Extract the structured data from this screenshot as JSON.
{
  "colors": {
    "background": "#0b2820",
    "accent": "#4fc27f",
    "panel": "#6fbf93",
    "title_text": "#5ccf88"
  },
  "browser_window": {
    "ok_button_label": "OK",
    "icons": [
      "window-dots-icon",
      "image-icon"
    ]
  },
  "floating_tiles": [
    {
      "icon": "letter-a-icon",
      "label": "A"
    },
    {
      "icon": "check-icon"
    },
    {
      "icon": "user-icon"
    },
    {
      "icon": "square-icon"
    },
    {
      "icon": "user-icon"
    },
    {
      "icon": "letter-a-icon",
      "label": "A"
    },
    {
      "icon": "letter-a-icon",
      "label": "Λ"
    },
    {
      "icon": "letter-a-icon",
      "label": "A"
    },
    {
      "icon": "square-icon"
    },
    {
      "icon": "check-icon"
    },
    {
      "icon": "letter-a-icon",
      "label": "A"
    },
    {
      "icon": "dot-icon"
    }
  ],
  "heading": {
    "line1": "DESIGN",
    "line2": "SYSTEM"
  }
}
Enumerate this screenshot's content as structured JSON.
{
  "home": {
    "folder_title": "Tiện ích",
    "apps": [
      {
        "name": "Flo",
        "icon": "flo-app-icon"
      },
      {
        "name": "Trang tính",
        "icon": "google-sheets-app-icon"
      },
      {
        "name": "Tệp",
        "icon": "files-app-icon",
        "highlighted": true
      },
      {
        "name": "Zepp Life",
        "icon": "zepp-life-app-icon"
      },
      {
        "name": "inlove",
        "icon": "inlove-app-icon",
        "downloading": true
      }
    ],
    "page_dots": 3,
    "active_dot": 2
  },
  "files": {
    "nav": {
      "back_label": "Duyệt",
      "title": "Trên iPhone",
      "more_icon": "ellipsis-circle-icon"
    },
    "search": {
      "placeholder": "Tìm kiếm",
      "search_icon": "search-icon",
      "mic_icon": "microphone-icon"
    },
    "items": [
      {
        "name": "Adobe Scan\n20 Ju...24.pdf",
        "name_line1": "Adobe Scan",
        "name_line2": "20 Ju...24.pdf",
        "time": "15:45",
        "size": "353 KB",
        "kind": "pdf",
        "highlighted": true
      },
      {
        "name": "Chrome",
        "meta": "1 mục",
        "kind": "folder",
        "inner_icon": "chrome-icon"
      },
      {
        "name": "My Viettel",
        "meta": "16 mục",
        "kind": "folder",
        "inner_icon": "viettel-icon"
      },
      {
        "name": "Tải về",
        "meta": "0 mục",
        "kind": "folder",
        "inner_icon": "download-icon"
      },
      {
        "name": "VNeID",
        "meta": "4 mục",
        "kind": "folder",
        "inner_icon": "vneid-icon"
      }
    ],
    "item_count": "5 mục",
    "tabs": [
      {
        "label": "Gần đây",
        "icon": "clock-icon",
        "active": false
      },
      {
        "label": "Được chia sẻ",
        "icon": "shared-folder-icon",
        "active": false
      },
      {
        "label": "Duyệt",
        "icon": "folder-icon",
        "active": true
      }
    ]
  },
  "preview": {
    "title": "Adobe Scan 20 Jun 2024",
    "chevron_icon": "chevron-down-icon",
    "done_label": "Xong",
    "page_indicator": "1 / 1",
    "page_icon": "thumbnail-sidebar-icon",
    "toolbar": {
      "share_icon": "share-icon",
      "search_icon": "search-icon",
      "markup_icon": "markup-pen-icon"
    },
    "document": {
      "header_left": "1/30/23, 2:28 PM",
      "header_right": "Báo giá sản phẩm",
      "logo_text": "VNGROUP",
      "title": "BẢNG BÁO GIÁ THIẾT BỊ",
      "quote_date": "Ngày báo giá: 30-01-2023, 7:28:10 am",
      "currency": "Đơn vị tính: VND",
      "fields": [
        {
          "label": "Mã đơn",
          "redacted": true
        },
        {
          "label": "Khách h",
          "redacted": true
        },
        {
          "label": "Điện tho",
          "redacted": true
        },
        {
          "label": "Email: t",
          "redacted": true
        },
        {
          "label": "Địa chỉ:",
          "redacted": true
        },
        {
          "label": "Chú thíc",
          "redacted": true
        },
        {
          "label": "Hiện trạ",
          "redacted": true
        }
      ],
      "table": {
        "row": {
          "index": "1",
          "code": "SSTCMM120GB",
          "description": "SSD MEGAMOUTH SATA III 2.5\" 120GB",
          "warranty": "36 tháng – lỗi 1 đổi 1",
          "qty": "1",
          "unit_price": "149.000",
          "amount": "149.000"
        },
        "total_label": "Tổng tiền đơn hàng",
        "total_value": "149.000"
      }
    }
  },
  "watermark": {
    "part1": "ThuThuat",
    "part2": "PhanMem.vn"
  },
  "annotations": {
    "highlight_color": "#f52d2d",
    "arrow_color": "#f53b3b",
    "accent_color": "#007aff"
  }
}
::::::::::
● **YOUR OBJECTIVE**
Copy out each record exactly as given, omitting none.

● **RESULT BELOW**
Extract the structured data from this screenshot as JSON.
{
  "colors": {
    "background": "#0b2820",
    "accent": "#4fc27f",
    "panel": "#6fbf93",
    "title_text": "#5ccf88"
  },
  "browser_window": {
    "ok_button_label": "OK",
    "icons": [
      "window-dots-icon",
      "image-icon"
    ]
  },
  "floating_tiles": [
    {
      "icon": "letter-a-icon",
      "label": "A"
    },
    {
      "icon": "check-icon"
    },
    {
      "icon": "user-icon"
    },
    {
      "icon": "square-icon"
    },
    {
      "icon": "user-icon"
    },
    {
      "icon": "letter-a-icon",
      "label": "A"
    },
    {
      "icon": "letter-a-icon",
      "label": "Λ"
    },
    {
      "icon": "letter-a-icon",
      "label": "A"
    },
    {
      "icon": "square-icon"
    },
    {
      "icon": "check-icon"
    },
    {
      "icon": "letter-a-icon",
      "label": "A"
    },
    {
      "icon": "dot-icon"
    }
  ],
  "heading": {
    "line1": "DESIGN",
    "line2": "SYSTEM"
  }
}
Enumerate this screenshot's content as structured JSON.
{
  "home": {
    "folder_title": "Tiện ích",
    "apps": [
      {
        "name": "Flo",
        "icon": "flo-app-icon"
      },
      {
        "name": "Trang tính",
        "icon": "google-sheets-app-icon"
      },
      {
        "name": "Tệp",
        "icon": "files-app-icon",
        "highlighted": true
      },
      {
        "name": "Zepp Life",
        "icon": "zepp-life-app-icon"
      },
      {
        "name": "inlove",
        "icon": "inlove-app-icon",
        "downloading": true
      }
    ],
    "page_dots": 3,
    "active_dot": 2
  },
  "files": {
    "nav": {
      "back_label": "Duyệt",
      "title": "Trên iPhone",
      "more_icon": "ellipsis-circle-icon"
    },
    "search": {
      "placeholder": "Tìm kiếm",
      "search_icon": "search-icon",
      "mic_icon": "microphone-icon"
    },
    "items": [
      {
        "name": "Adobe Scan\n20 Ju...24.pdf",
        "name_line1": "Adobe Scan",
        "name_line2": "20 Ju...24.pdf",
        "time": "15:45",
        "size": "353 KB",
        "kind": "pdf",
        "highlighted": true
      },
      {
        "name": "Chrome",
        "meta": "1 mục",
        "kind": "folder",
        "inner_icon": "chrome-icon"
      },
      {
        "name": "My Viettel",
        "meta": "16 mục",
        "kind": "folder",
        "inner_icon": "viettel-icon"
      },
      {
        "name": "Tải về",
        "meta": "0 mục",
        "kind": "folder",
        "inner_icon": "download-icon"
      },
      {
        "name": "VNeID",
        "meta": "4 mục",
        "kind": "folder",
        "inner_icon": "vneid-icon"
      }
    ],
    "item_count": "5 mục",
    "tabs": [
      {
        "label": "Gần đây",
        "icon": "clock-icon",
        "active": false
      },
      {
        "label": "Được chia sẻ",
        "icon": "shared-folder-icon",
        "active": false
      },
      {
        "label": "Duyệt",
        "icon": "folder-icon",
        "active": true
      }
    ]
  },
  "preview": {
    "title": "Adobe Scan 20 Jun 2024",
    "chevron_icon": "chevron-down-icon",
    "done_label": "Xong",
    "page_indicator": "1 / 1",
    "page_icon": "thumbnail-sidebar-icon",
    "toolbar": {
      "share_icon": "share-icon",
      "search_icon": "search-icon",
      "markup_icon": "markup-pen-icon"
    },
    "document": {
      "header_left": "1/30/23, 2:28 PM",
      "header_right": "Báo giá sản phẩm",
      "logo_text": "VNGROUP",
      "title": "BẢNG BÁO GIÁ THIẾT BỊ",
      "quote_date": "Ngày báo giá: 30-01-2023, 7:28:10 am",
      "currency": "Đơn vị tính: VND",
      "fields": [
        {
          "label": "Mã đơn",
          "redacted": true
        },
        {
          "label": "Khách h",
          "redacted": true
        },
        {
          "label": "Điện tho",
          "redacted": true
        },
        {
          "label": "Email: t",
          "redacted": true
        },
        {
          "label": "Địa chỉ:",
          "redacted": true
        },
        {
          "label": "Chú thíc",
          "redacted": true
        },
        {
          "label": "Hiện trạ",
          "redacted": true
        }
      ],
      "table": {
        "row": {
          "index": "1",
          "code": "SSTCMM120GB",
          "description": "SSD MEGAMOUTH SATA III 2.5\" 120GB",
          "warranty": "36 tháng – lỗi 1 đổi 1",
          "qty": "1",
          "unit_price": "149.000",
          "amount": "149.000"
        },
        "total_label": "Tổng tiền đơn hàng",
        "total_value": "149.000"
      }
    }
  },
  "watermark": {
    "part1": "ThuThuat",
    "part2": "PhanMem.vn"
  },
  "annotations": {
    "highlight_color": "#f52d2d",
    "arrow_color": "#f53b3b",
    "accent_color": "#007aff"
  }
}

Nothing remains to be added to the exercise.